Task material:
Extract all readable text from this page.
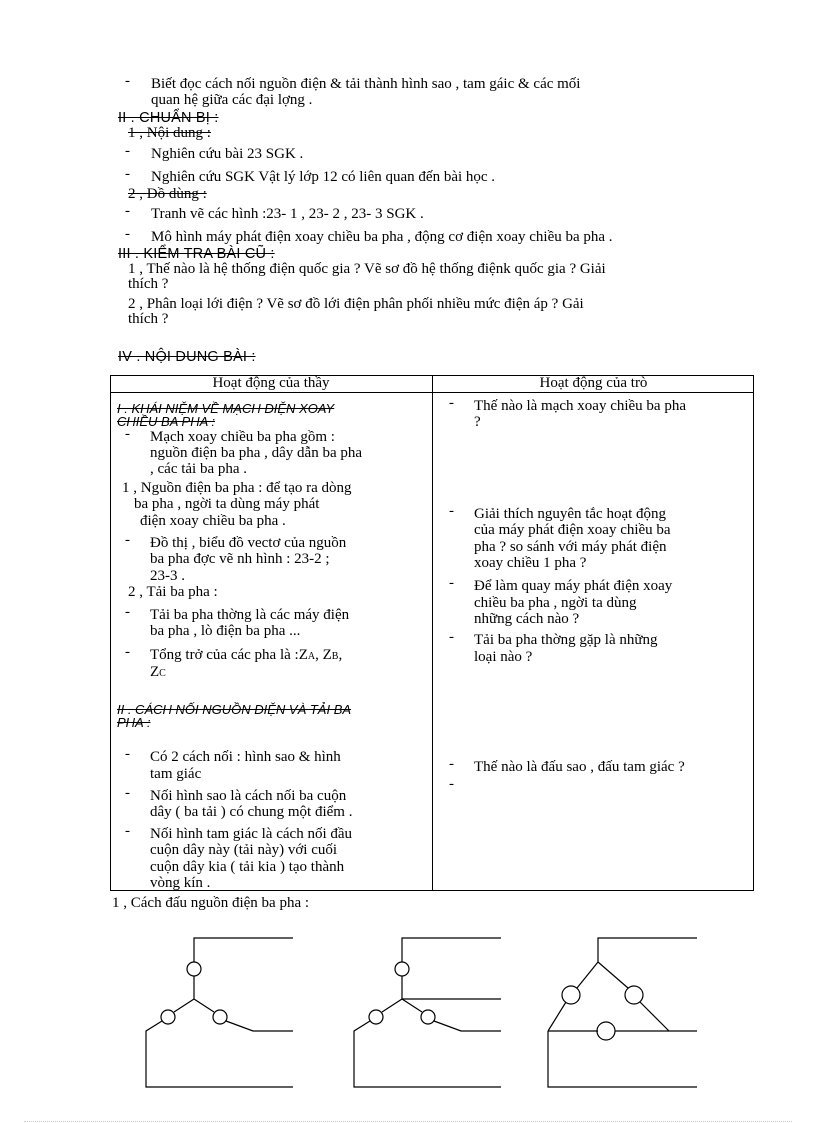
- Biết đọc cách nối nguồn điện & tải thành hình sao , tam gáic & các mối
quan hệ giữa các đại lợng .
II . CHUẨN BỊ :
1 , Nội dung :
- Nghiên cứu bài 23 SGK .
- Nghiên cứu SGK Vật lý lớp 12 có liên quan đến bài học .
2 , Đồ dùng :
- Tranh vẽ các hình :23- 1 , 23- 2 , 23- 3 SGK .
- Mô hình máy phát điện xoay chiều ba pha , động cơ điện xoay chiều ba pha .
III . KIỂM TRA BÀI CŨ :
1 , Thế nào là hệ thống điện quốc gia ? Vẽ sơ đồ hệ thống điệnk quốc gia ? Giải
thích ?
2 , Phân loại lới điện ? Vẽ sơ đồ lới điện phân phối nhiều mức điện áp ? Gải
thích ?
IV . NỘI DUNG BÀI :
Hoạt động của thầy	Hoạt động của trò
I . KHÁI NIỆM VỀ MẠCH ĐIỆN XOAY
CHIỀU BA PHA :
- Mạch xoay chiều ba pha gồm :
nguồn điện ba pha , dây dẫn ba pha
, các tải ba pha .
1 , Nguồn điện ba pha : để tạo ra dòng
ba pha , ngời ta dùng máy phát
điện xoay chiều ba pha .
- Đồ thị , biểu đồ vectơ của nguồn
ba pha đợc vẽ nh hình : 23-2 ;
23-3 .
2 , Tải ba pha :
- Tải ba pha thờng là các máy điện
ba pha , lò điện ba pha ...
- Tổng trở của các pha là :ZA, ZB,
ZC
II . CÁCH NỐI NGUỒN ĐIỆN VÀ TẢI BA
PHA :
- Có 2 cách nối : hình sao & hình
tam giác
- Nối hình sao là cách nối ba cuộn
dây ( ba tải ) có chung một điểm .
- Nối hình tam giác là cách nối đầu
cuộn dây này (tải này) với cuối
cuộn dây kia ( tải kia ) tạo thành
vòng kín .
- Thế nào là mạch xoay chiều ba pha
?
- Giải thích nguyên tắc hoạt động
của máy phát điện xoay chiều ba
pha ? so sánh với máy phát điện
xoay chiều 1 pha ?
- Để làm quay máy phát điện xoay
chiều ba pha , ngời ta dùng
những cách nào ?
- Tải ba pha thờng gặp là những
loại nào ?
- Thế nào là đấu sao , đấu tam giác ?
-
1 , Cách đấu nguồn điện ba pha :
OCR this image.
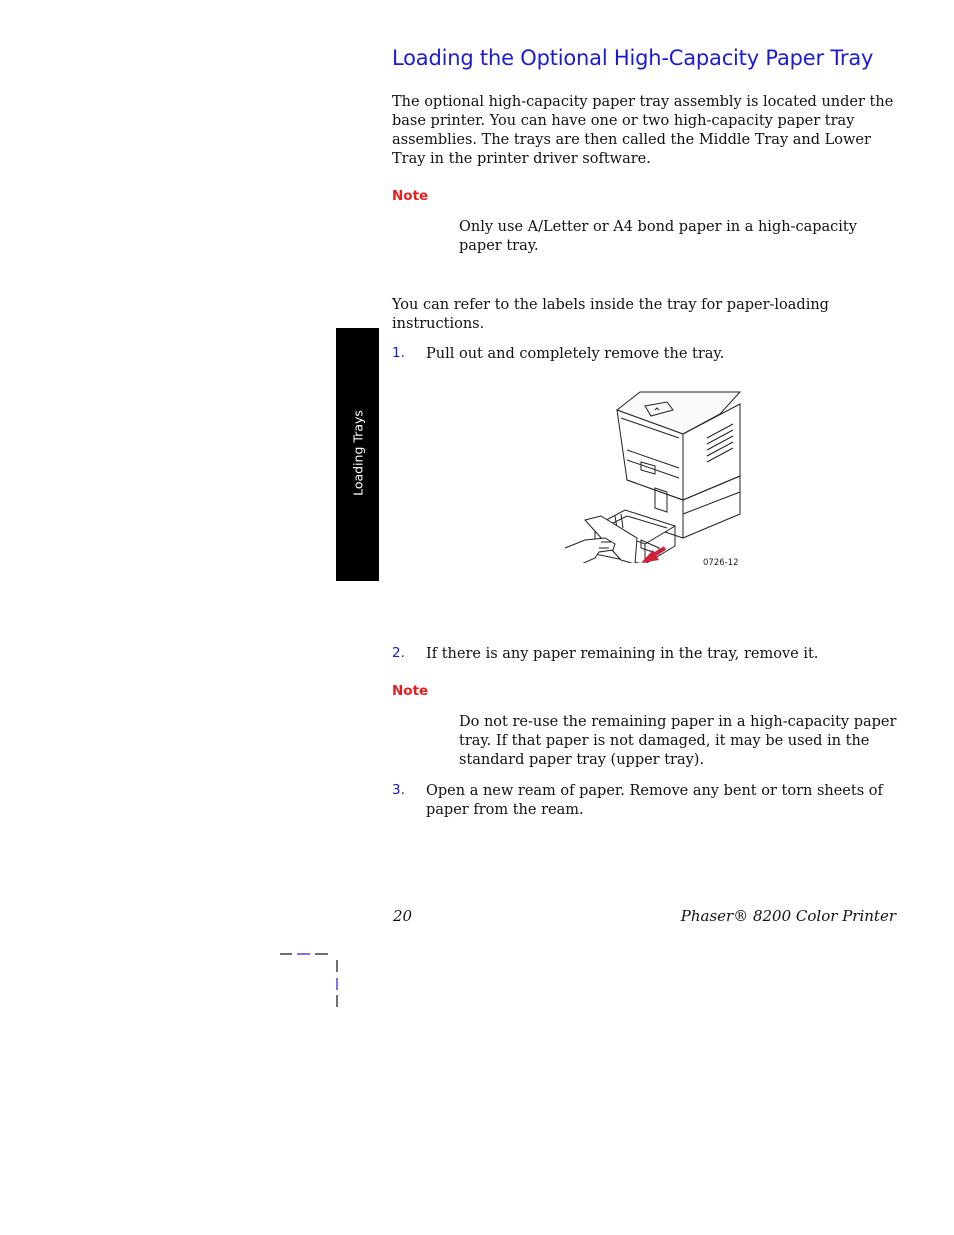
Loading the Optional High-Capacity Paper Tray

The optional high-capacity paper tray assembly is located under the base printer. You can have one or two high-capacity paper tray assemblies. The trays are then called the Middle Tray and Lower Tray in the printer driver software.

Note

Only use A/Letter or A4 bond paper in a high-capacity paper tray.

You can refer to the labels inside the tray for paper-loading instructions.

1. Pull out and completely remove the tray.

Loading Trays
0726-12
2. If there is any paper remaining in the tray, remove it.

Note

Do not re-use the remaining paper in a high-capacity paper tray. If that paper is not damaged, it may be used in the standard paper tray (upper tray).

3. Open a new ream of paper. Remove any bent or torn sheets of paper from the ream.

20	Phaser® 8200 Color Printer
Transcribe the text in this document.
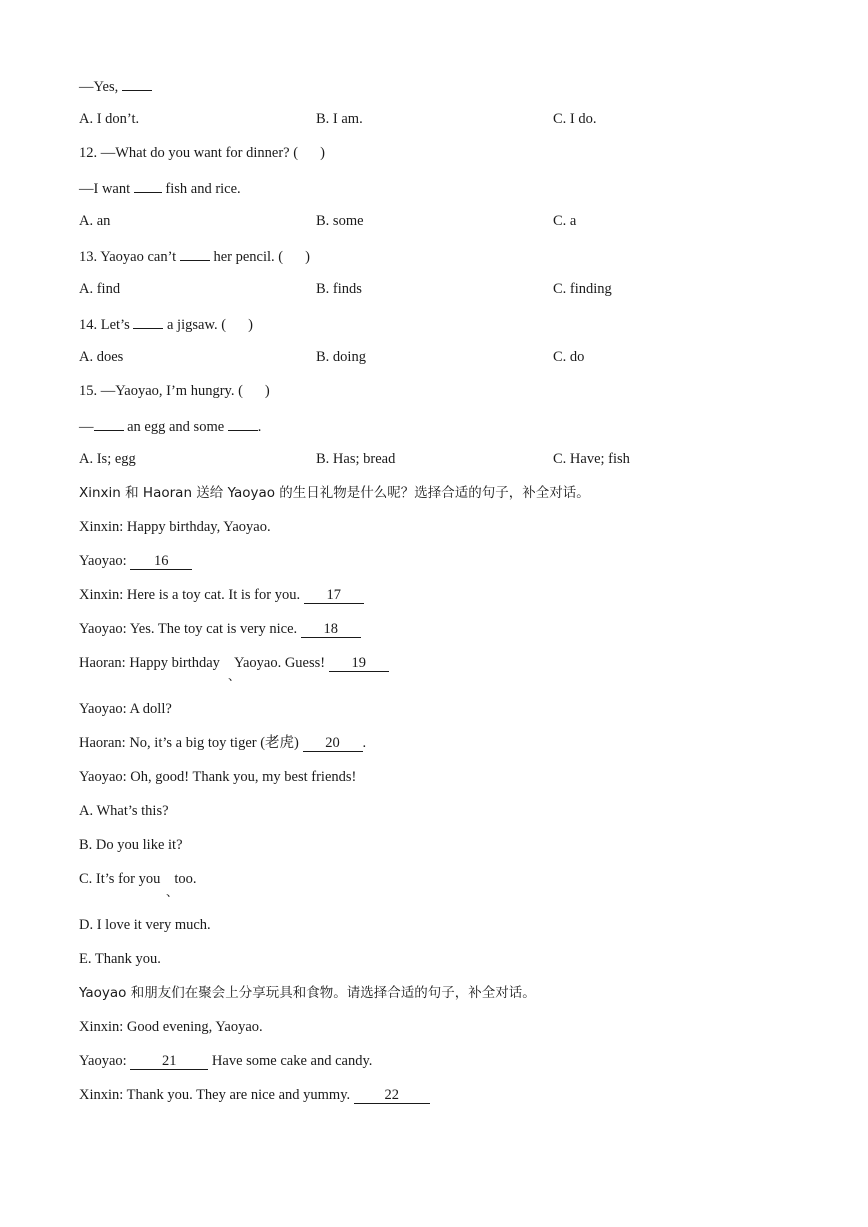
—Yes,
A. I don’t.	B. I am.	C. I do.
12. —What do you want for dinner? ( )
—I want  fish and rice.
A. an	B. some	C. a
13. Yaoyao can’t  her pencil. ( )
A. find	B. finds	C. finding
14. Let’s  a jigsaw. ( )
A. does	B. doing	C. do
15. —Yaoyao, I’m hungry. ( )
— an egg and some .
A. Is; egg	B. Has; bread	C. Have; fish
Xinxin 和 Haoran 送给 Yaoyao 的生日礼物是什么呢？选择合适的句子，补全对话。
Xinxin: Happy birthday, Yaoyao.
Yaoyao: 16
Xinxin: Here is a toy cat. It is for you. 17
Yaoyao: Yes. The toy cat is very nice. 18
Haoran: Happy birthday Yaoyao. Guess! 19
、
Yaoyao: A doll?
Haoran: No, it’s a big toy tiger (老虎) 20 .
Yaoyao: Oh, good! Thank you, my best friends!
A. What’s this?
B. Do you like it?
C. It’s for you too.
、
D. I love it very much.
E. Thank you.
Yaoyao 和朋友们在聚会上分享玩具和食物。请选择合适的句子，补全对话。
Xinxin: Good evening, Yaoyao.
Yaoyao: 21 Have some cake and candy.
Xinxin: Thank you. They are nice and yummy. 22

What you are asked to do: Locate all lines that include the word "những" and copy them out.

Output of the task:
những cách nào ?
- Tải ba pha thờng gặp là những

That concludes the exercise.